[Structured figure records]
>> Begin

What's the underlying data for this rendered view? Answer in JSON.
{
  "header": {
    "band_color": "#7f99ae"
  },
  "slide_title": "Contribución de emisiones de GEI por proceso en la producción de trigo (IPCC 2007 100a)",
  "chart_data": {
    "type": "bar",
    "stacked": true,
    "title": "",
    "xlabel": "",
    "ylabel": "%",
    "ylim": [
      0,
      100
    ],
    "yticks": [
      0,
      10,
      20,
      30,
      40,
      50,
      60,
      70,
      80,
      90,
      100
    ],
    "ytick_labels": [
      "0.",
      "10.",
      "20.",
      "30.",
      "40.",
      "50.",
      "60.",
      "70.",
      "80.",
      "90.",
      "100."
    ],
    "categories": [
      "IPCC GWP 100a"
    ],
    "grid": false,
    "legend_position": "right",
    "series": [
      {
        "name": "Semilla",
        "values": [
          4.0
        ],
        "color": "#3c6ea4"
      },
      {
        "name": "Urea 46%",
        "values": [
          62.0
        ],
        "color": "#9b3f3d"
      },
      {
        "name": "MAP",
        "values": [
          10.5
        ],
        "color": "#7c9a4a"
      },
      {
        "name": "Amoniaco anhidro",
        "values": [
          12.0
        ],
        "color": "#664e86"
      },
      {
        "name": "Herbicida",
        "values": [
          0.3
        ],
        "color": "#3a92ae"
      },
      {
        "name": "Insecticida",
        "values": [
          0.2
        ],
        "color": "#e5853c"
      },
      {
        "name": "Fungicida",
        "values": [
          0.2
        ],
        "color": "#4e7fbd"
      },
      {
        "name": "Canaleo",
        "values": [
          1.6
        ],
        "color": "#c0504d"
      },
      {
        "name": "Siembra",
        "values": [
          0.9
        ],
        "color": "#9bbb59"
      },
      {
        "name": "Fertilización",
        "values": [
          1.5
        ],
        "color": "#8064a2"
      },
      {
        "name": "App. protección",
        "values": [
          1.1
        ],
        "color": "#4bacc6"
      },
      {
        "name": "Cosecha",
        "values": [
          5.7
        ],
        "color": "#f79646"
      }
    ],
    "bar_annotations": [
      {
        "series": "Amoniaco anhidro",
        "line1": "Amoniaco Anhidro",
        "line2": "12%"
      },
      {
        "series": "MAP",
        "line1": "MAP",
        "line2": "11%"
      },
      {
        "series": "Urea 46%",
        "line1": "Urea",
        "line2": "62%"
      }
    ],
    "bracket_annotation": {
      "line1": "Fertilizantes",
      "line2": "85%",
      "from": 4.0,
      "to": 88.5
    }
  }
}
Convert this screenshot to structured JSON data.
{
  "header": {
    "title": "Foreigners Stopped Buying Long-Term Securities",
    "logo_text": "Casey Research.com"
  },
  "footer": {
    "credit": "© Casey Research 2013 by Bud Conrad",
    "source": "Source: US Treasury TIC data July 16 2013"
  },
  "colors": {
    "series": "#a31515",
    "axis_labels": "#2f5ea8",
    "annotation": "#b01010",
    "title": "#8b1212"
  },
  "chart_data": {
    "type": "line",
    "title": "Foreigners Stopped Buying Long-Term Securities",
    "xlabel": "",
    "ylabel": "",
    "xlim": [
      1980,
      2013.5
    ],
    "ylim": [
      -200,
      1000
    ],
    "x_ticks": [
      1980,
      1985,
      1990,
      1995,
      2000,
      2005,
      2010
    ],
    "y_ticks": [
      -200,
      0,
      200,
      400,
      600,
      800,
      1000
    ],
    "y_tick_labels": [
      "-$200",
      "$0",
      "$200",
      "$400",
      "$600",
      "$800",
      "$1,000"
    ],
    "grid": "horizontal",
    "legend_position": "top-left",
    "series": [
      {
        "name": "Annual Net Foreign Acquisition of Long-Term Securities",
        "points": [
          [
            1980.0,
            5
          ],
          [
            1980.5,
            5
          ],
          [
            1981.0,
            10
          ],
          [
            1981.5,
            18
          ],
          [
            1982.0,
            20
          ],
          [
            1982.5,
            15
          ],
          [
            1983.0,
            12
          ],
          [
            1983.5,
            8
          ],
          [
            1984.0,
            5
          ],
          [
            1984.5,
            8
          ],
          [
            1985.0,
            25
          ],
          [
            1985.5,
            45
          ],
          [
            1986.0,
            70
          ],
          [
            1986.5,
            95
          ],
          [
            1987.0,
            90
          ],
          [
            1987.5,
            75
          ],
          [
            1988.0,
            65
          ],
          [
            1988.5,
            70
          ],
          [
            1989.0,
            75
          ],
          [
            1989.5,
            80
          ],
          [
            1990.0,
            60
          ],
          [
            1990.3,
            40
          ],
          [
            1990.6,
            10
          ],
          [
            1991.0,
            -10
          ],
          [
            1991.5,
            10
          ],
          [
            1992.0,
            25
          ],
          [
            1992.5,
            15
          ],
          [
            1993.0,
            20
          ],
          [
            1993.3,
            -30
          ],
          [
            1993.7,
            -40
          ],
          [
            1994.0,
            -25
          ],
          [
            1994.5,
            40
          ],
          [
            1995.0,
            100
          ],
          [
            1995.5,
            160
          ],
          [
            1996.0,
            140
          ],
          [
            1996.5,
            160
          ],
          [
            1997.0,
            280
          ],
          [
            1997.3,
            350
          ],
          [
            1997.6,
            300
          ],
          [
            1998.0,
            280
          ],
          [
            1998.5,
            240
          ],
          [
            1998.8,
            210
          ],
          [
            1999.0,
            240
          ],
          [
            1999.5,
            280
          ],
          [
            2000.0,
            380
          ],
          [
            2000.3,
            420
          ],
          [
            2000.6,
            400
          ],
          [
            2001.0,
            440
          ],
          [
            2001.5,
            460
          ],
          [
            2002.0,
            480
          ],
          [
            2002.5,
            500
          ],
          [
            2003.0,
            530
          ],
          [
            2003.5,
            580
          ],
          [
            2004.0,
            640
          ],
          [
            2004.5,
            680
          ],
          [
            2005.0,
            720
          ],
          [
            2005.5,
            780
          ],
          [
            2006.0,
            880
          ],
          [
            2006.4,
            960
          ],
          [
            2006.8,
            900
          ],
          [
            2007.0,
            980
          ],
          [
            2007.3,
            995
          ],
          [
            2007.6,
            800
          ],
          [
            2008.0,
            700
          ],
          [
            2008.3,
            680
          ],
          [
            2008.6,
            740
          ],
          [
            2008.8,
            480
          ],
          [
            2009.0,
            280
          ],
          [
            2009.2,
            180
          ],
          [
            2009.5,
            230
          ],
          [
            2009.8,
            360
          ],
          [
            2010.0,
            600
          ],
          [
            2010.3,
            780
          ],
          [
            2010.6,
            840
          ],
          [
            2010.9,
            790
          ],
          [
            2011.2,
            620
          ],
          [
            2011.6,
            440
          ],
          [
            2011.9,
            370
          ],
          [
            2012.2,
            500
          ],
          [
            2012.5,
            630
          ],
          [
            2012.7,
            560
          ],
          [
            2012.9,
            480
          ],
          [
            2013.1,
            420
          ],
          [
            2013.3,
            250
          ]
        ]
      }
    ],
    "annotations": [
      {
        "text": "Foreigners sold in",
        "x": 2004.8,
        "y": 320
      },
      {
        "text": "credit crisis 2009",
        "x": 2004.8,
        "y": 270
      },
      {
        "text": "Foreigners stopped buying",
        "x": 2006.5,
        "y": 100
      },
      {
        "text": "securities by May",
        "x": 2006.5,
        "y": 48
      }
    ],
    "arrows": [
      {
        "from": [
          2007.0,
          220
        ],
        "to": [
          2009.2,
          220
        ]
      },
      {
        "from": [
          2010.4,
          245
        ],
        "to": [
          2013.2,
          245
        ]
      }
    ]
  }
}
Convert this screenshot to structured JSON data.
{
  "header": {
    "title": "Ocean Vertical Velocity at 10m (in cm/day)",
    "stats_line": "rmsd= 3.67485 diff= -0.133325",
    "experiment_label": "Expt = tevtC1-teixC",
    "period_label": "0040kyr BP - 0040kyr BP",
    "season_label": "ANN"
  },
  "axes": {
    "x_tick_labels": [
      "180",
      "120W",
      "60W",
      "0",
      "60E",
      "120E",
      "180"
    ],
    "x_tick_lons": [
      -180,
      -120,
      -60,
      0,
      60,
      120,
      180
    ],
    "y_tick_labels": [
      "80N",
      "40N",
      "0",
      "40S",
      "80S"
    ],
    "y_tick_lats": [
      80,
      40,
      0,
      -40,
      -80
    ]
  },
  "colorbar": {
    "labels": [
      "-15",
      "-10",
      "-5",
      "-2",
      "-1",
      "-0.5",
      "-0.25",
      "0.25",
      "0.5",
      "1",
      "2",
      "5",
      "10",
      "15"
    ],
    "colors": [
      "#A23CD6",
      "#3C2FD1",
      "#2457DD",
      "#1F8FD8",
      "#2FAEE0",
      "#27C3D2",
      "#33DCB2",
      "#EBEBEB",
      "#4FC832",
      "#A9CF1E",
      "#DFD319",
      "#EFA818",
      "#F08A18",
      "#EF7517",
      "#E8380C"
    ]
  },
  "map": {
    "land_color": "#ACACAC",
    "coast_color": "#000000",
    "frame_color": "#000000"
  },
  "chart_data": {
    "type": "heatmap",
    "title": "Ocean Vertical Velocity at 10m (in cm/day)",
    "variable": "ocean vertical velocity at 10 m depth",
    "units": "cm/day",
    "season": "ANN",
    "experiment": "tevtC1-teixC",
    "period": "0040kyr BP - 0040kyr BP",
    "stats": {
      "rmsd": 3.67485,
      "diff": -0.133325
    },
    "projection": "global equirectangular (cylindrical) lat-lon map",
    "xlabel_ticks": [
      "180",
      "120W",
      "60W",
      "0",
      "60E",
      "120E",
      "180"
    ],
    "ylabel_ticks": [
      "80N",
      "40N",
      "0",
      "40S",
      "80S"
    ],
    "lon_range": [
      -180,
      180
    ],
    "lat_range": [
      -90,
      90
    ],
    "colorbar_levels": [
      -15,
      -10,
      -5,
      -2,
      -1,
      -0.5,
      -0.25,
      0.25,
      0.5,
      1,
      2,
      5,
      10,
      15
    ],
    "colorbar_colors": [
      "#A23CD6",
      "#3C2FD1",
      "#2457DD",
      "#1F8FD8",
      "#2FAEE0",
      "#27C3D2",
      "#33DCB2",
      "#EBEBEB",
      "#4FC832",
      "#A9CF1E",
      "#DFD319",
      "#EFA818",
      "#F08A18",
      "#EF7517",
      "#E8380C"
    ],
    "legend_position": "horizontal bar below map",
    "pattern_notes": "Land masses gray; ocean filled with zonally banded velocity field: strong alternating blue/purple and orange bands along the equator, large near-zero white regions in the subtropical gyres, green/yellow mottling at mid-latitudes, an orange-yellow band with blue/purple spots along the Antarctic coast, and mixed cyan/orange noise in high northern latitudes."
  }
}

>> End

▸ **What the task requires**
On how many lines does the word "teixC" appear? Answer with only the number.

▸ **Output for this exercise**
2